Problem to solve:
Substitute "Vista previa rápida" for "Vista previa instantánea" in the lines below, and leave everything else unchanged.

------------------------------------------------------------

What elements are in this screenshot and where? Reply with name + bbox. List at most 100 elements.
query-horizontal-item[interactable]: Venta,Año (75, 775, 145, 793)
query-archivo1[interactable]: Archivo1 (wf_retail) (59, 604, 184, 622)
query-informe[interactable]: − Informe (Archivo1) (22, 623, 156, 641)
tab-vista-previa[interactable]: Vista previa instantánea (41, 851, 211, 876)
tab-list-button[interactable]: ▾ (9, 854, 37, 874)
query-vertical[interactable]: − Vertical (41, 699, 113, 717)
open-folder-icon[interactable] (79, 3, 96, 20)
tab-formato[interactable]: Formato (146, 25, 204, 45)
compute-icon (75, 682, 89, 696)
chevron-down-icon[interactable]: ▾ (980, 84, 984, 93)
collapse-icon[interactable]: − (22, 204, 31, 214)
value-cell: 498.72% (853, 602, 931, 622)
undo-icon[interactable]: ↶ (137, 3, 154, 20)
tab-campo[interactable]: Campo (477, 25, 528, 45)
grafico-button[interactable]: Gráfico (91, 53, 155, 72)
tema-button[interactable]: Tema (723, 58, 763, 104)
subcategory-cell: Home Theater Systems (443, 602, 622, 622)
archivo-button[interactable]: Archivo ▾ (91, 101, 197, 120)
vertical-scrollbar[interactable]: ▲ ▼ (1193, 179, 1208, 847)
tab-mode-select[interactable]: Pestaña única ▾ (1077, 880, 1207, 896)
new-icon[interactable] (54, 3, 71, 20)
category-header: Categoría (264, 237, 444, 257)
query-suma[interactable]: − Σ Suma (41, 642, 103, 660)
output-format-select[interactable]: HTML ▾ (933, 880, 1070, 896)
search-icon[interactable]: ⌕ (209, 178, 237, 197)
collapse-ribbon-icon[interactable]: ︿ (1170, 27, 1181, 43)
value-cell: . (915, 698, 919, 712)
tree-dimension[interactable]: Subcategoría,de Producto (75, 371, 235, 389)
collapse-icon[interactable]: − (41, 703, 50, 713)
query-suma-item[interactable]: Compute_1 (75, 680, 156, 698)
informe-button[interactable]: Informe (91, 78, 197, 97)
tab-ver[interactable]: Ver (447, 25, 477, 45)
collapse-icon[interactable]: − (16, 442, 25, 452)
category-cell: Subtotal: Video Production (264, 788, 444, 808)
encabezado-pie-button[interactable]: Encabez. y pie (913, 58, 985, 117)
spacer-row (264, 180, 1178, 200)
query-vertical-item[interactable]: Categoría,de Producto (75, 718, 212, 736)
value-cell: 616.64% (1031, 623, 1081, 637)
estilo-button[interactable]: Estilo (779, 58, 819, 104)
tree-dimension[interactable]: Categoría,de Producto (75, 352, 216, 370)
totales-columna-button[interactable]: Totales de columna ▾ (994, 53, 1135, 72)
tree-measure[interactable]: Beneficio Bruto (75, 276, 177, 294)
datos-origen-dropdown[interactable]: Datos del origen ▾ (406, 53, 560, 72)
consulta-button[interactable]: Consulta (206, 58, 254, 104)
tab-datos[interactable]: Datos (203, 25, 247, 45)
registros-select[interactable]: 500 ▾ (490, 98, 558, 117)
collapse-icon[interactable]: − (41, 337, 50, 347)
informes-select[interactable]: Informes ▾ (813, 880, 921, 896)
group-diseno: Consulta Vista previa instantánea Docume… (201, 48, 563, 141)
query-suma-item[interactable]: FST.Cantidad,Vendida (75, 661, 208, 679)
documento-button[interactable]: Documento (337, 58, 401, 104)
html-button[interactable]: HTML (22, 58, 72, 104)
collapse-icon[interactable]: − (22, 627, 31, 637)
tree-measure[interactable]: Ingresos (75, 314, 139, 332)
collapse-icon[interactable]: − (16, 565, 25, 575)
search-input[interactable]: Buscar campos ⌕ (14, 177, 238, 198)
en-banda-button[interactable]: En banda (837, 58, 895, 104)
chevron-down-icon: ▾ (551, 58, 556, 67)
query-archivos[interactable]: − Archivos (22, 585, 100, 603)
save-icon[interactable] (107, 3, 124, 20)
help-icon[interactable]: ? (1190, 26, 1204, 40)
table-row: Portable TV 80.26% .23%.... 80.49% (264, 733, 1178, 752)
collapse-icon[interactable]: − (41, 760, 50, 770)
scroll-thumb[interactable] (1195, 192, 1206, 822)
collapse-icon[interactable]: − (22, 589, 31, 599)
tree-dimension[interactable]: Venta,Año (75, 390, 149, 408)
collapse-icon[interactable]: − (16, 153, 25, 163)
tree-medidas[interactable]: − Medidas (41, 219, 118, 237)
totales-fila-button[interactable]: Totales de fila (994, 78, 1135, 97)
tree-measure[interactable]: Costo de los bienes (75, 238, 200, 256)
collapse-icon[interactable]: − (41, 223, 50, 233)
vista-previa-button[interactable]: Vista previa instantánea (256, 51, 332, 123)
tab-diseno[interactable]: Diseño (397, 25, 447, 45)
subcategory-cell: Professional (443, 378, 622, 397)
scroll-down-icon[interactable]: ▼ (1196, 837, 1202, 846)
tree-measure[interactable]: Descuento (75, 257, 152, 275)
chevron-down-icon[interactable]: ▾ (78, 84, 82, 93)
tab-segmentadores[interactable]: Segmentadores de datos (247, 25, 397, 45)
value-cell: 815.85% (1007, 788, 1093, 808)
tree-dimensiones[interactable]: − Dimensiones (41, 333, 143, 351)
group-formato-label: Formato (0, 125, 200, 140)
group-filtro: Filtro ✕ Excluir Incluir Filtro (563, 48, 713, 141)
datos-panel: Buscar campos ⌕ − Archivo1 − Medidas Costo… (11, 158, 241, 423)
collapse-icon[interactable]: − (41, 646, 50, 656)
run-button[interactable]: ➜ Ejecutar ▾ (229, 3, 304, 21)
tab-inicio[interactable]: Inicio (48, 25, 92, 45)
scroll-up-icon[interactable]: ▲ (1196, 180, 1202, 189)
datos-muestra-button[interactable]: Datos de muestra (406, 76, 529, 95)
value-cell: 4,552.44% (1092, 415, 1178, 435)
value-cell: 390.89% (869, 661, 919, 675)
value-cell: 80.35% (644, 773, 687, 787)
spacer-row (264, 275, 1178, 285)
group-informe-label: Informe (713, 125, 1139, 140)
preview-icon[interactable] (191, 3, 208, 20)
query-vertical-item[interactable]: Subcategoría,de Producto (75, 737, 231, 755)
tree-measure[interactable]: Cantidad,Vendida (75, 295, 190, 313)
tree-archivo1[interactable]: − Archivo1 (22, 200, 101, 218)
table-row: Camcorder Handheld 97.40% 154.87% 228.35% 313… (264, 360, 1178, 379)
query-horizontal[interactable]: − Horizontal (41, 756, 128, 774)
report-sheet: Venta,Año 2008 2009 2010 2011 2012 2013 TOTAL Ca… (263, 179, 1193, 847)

------------------------------------------------------------

The solution:
What elements are in this screenshot and where? Reply with name + bbox. List at most 100 elements.
query-horizontal-item[interactable]: Venta,Año (75, 775, 145, 793)
query-archivo1[interactable]: Archivo1 (wf_retail) (59, 604, 184, 622)
query-informe[interactable]: − Informe (Archivo1) (22, 623, 156, 641)
tab-vista-previa[interactable]: Vista previa rápida (41, 851, 211, 876)
tab-list-button[interactable]: ▾ (9, 854, 37, 874)
query-vertical[interactable]: − Vertical (41, 699, 113, 717)
open-folder-icon[interactable] (79, 3, 96, 20)
tab-formato[interactable]: Formato (146, 25, 204, 45)
compute-icon (75, 682, 89, 696)
chevron-down-icon[interactable]: ▾ (980, 84, 984, 93)
collapse-icon[interactable]: − (22, 204, 31, 214)
value-cell: 498.72% (853, 602, 931, 622)
undo-icon[interactable]: ↶ (137, 3, 154, 20)
tab-campo[interactable]: Campo (477, 25, 528, 45)
grafico-button[interactable]: Gráfico (91, 53, 155, 72)
tema-button[interactable]: Tema (723, 58, 763, 104)
subcategory-cell: Home Theater Systems (443, 602, 622, 622)
archivo-button[interactable]: Archivo ▾ (91, 101, 197, 120)
vertical-scrollbar[interactable]: ▲ ▼ (1193, 179, 1208, 847)
tab-mode-select[interactable]: Pestaña única ▾ (1077, 880, 1207, 896)
new-icon[interactable] (54, 3, 71, 20)
category-header: Categoría (264, 237, 444, 257)
query-suma[interactable]: − Σ Suma (41, 642, 103, 660)
output-format-select[interactable]: HTML ▾ (933, 880, 1070, 896)
search-icon[interactable]: ⌕ (209, 178, 237, 197)
collapse-ribbon-icon[interactable]: ︿ (1170, 27, 1181, 43)
value-cell: . (915, 698, 919, 712)
tree-dimension[interactable]: Subcategoría,de Producto (75, 371, 235, 389)
collapse-icon[interactable]: − (41, 703, 50, 713)
query-suma-item[interactable]: Compute_1 (75, 680, 156, 698)
informe-button[interactable]: Informe (91, 78, 197, 97)
tab-ver[interactable]: Ver (447, 25, 477, 45)
collapse-icon[interactable]: − (16, 442, 25, 452)
category-cell: Subtotal: Video Production (264, 788, 444, 808)
encabezado-pie-button[interactable]: Encabez. y pie (913, 58, 985, 117)
spacer-row (264, 180, 1178, 200)
query-vertical-item[interactable]: Categoría,de Producto (75, 718, 212, 736)
value-cell: 616.64% (1031, 623, 1081, 637)
estilo-button[interactable]: Estilo (779, 58, 819, 104)
tree-dimension[interactable]: Categoría,de Producto (75, 352, 216, 370)
totales-columna-button[interactable]: Totales de columna ▾ (994, 53, 1135, 72)
tree-measure[interactable]: Beneficio Bruto (75, 276, 177, 294)
datos-origen-dropdown[interactable]: Datos del origen ▾ (406, 53, 560, 72)
consulta-button[interactable]: Consulta (206, 58, 254, 104)
tab-datos[interactable]: Datos (203, 25, 247, 45)
registros-select[interactable]: 500 ▾ (490, 98, 558, 117)
collapse-icon[interactable]: − (41, 337, 50, 347)
informes-select[interactable]: Informes ▾ (813, 880, 921, 896)
group-diseno: Consulta Vista previa rápida Docume… (201, 48, 563, 141)
query-suma-item[interactable]: FST.Cantidad,Vendida (75, 661, 208, 679)
documento-button[interactable]: Documento (337, 58, 401, 104)
html-button[interactable]: HTML (22, 58, 72, 104)
collapse-icon[interactable]: − (22, 627, 31, 637)
tree-measure[interactable]: Ingresos (75, 314, 139, 332)
collapse-icon[interactable]: − (16, 565, 25, 575)
search-input[interactable]: Buscar campos ⌕ (14, 177, 238, 198)
en-banda-button[interactable]: En banda (837, 58, 895, 104)
chevron-down-icon: ▾ (551, 58, 556, 67)
query-archivos[interactable]: − Archivos (22, 585, 100, 603)
save-icon[interactable] (107, 3, 124, 20)
help-icon[interactable]: ? (1190, 26, 1204, 40)
table-row: Portable TV 80.26% .23%.... 80.49% (264, 733, 1178, 752)
collapse-icon[interactable]: − (41, 760, 50, 770)
scroll-thumb[interactable] (1195, 192, 1206, 822)
collapse-icon[interactable]: − (22, 589, 31, 599)
tree-dimension[interactable]: Venta,Año (75, 390, 149, 408)
collapse-icon[interactable]: − (16, 153, 25, 163)
tree-medidas[interactable]: − Medidas (41, 219, 118, 237)
totales-fila-button[interactable]: Totales de fila (994, 78, 1135, 97)
tree-measure[interactable]: Costo de los bienes (75, 238, 200, 256)
collapse-icon[interactable]: − (41, 223, 50, 233)
vista-previa-button[interactable]: Vista previa rápida (256, 51, 332, 123)
tab-diseno[interactable]: Diseño (397, 25, 447, 45)
subcategory-cell: Professional (443, 378, 622, 397)
scroll-down-icon[interactable]: ▼ (1196, 837, 1202, 846)
tree-measure[interactable]: Descuento (75, 257, 152, 275)
chevron-down-icon[interactable]: ▾ (78, 84, 82, 93)
tab-segmentadores[interactable]: Segmentadores de datos (247, 25, 397, 45)
value-cell: 815.85% (1007, 788, 1093, 808)
tree-dimensiones[interactable]: − Dimensiones (41, 333, 143, 351)
group-formato-label: Formato (0, 125, 200, 140)
group-filtro: Filtro ✕ Excluir Incluir Filtro (563, 48, 713, 141)
datos-panel: Buscar campos ⌕ − Archivo1 − Medidas Costo… (11, 158, 241, 423)
collapse-icon[interactable]: − (41, 646, 50, 656)
run-button[interactable]: ➜ Ejecutar ▾ (229, 3, 304, 21)
tab-inicio[interactable]: Inicio (48, 25, 92, 45)
scroll-up-icon[interactable]: ▲ (1196, 180, 1202, 189)
datos-muestra-button[interactable]: Datos de muestra (406, 76, 529, 95)
value-cell: 4,552.44% (1092, 415, 1178, 435)
value-cell: 390.89% (869, 661, 919, 675)
value-cell: 80.35% (644, 773, 687, 787)
spacer-row (264, 275, 1178, 285)
group-informe-label: Informe (713, 125, 1139, 140)
preview-icon[interactable] (191, 3, 208, 20)
query-vertical-item[interactable]: Subcategoría,de Producto (75, 737, 231, 755)
tree-measure[interactable]: Cantidad,Vendida (75, 295, 190, 313)
tree-archivo1[interactable]: − Archivo1 (22, 200, 101, 218)
table-row: Camcorder Handheld 97.40% 154.87% 228.35% 313… (264, 360, 1178, 379)
query-horizontal[interactable]: − Horizontal (41, 756, 128, 774)
report-sheet: Venta,Año 2008 2009 2010 2011 2012 2013 TOTAL Ca… (263, 179, 1193, 847)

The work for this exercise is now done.